--- start ---

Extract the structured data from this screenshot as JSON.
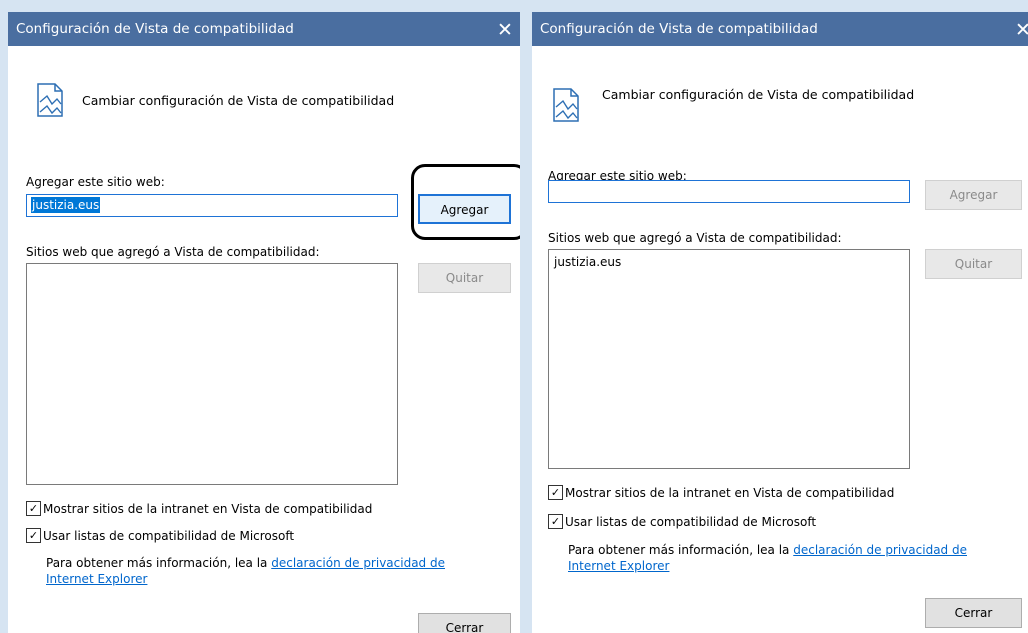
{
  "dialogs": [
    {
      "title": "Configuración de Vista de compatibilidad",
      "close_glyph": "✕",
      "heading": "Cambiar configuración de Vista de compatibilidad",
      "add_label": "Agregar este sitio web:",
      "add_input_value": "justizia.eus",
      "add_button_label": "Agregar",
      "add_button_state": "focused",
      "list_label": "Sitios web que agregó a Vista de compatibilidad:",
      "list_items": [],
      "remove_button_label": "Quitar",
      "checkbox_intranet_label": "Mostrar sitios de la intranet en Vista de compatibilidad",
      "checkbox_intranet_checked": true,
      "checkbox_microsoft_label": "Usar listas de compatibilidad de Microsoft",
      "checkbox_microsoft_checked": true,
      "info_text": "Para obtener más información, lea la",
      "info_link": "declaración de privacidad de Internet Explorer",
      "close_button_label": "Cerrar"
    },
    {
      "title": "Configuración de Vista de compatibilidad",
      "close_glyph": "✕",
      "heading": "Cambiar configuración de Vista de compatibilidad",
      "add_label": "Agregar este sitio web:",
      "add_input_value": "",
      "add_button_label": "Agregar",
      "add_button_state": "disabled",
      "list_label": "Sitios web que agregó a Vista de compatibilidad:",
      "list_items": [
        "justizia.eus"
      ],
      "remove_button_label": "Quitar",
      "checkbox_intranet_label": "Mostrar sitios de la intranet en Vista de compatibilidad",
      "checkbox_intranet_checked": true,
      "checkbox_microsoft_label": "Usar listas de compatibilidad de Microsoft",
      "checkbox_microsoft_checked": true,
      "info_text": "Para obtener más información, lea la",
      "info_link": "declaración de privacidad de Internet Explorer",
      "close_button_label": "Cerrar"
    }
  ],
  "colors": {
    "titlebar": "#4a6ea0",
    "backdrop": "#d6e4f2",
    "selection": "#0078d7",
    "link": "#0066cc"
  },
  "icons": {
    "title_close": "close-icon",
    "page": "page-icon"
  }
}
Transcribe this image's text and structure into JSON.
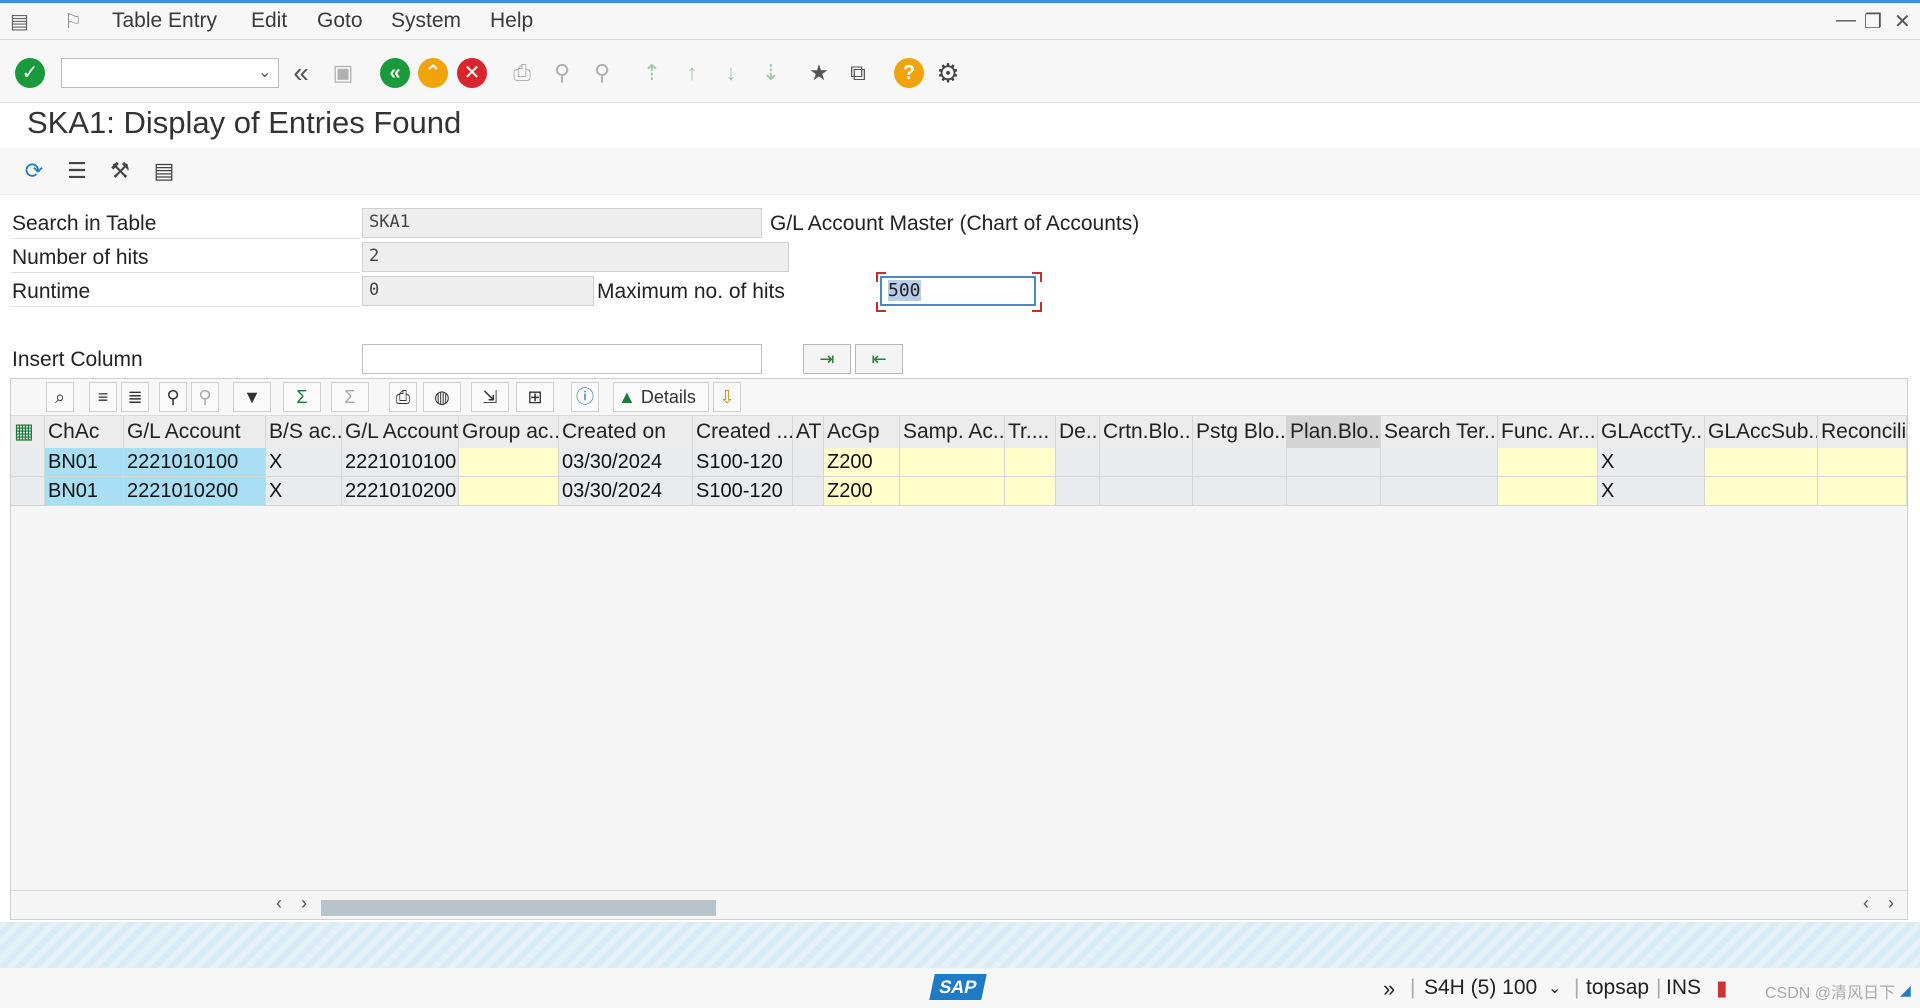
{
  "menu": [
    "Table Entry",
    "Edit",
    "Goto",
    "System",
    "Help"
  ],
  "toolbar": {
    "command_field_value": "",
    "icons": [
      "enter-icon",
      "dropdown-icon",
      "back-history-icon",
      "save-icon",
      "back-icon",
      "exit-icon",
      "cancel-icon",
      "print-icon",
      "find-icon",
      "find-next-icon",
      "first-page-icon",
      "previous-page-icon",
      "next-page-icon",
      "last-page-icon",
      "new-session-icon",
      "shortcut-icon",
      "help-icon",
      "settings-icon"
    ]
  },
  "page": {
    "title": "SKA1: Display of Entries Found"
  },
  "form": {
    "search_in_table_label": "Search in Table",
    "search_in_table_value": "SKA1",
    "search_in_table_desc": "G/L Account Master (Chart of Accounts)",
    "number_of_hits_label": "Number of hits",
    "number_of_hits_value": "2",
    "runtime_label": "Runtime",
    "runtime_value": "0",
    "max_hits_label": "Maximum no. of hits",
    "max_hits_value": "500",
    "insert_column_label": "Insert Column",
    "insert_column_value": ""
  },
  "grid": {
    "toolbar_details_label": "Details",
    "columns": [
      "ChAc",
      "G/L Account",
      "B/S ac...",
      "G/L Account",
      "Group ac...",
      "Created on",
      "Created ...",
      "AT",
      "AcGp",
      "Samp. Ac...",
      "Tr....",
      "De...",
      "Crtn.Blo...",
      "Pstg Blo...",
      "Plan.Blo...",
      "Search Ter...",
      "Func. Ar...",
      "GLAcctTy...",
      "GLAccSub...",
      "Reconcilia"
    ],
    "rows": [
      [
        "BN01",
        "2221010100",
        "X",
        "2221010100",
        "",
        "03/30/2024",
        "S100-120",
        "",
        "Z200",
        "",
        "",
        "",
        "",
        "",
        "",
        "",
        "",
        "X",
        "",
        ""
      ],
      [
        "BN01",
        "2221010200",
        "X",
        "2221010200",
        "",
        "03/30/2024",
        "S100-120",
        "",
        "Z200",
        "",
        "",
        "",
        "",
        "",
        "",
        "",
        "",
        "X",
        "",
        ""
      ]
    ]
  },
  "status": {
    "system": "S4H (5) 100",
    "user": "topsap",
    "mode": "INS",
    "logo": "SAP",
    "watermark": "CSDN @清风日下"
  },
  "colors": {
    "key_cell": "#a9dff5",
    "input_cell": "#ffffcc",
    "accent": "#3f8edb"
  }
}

--- end ---
--- start ---

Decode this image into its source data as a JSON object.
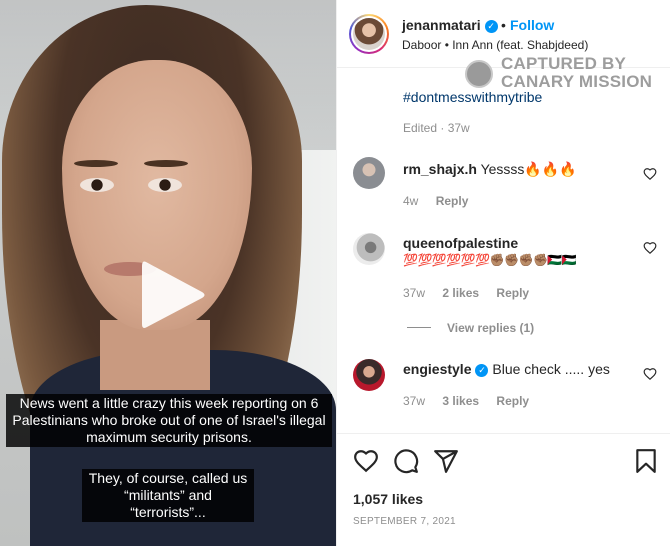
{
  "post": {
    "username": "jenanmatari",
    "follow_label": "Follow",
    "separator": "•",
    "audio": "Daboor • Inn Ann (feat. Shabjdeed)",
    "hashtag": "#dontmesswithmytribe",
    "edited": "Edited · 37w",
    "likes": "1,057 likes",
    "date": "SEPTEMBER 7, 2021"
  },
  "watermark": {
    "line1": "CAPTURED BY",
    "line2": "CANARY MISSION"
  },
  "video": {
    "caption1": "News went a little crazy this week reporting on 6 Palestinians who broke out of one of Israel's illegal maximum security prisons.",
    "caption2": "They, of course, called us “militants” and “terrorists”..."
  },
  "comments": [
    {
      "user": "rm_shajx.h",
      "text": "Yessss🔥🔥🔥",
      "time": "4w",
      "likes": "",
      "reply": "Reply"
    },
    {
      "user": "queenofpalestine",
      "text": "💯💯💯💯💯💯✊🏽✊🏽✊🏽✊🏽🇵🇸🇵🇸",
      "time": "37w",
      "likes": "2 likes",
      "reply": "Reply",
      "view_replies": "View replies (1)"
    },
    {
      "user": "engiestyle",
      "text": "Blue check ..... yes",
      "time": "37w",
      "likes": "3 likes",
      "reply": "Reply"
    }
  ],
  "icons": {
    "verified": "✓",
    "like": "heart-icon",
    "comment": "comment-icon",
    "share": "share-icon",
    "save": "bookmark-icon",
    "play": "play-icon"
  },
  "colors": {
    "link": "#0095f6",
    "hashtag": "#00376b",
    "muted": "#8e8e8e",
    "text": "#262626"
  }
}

--- end ---

## Aim of the exercise
Find the lines above that include the string "hashtag" and copy them.

## Problem solution
    "hashtag": "#dontmesswithmytribe",
    "hashtag": "#00376b",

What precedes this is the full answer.